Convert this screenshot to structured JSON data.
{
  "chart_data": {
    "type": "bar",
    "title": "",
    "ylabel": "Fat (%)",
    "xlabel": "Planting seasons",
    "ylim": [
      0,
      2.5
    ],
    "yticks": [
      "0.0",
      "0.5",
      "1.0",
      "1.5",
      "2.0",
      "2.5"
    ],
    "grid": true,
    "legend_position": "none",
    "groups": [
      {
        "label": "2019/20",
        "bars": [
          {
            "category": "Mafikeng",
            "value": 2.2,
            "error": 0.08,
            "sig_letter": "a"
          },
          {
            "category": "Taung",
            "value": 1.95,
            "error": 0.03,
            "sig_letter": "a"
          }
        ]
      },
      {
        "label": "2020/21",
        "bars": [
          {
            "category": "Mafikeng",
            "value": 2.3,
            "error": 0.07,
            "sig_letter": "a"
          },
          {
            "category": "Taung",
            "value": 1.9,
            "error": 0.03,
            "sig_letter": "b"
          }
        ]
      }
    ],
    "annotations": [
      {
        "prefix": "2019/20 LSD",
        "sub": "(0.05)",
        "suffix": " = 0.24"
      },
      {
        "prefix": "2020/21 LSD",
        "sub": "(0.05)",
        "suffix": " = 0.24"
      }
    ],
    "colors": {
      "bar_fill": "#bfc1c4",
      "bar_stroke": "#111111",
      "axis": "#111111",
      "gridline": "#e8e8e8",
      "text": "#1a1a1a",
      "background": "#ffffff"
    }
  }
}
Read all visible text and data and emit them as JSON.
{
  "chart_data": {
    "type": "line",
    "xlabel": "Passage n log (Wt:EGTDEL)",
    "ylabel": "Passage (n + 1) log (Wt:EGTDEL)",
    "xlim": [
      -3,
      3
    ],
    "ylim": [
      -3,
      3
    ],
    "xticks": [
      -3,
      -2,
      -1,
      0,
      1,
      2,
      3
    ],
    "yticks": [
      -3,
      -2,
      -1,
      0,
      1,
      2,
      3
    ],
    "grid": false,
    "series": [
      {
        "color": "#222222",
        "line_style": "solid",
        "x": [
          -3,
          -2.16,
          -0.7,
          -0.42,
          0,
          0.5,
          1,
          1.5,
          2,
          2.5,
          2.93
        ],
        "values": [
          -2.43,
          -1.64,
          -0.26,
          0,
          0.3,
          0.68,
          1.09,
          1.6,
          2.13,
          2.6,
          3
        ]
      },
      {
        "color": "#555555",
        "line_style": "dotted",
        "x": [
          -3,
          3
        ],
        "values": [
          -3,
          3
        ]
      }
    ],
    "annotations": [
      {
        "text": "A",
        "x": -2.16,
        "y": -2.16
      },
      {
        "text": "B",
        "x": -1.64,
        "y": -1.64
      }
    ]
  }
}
━━━━
Select every line where the word "xlabel" occurs.

Result of the exercise:
    "xlabel": "Planting seasons",
    "xlabel": "Passage n log (Wt:EGTDEL)",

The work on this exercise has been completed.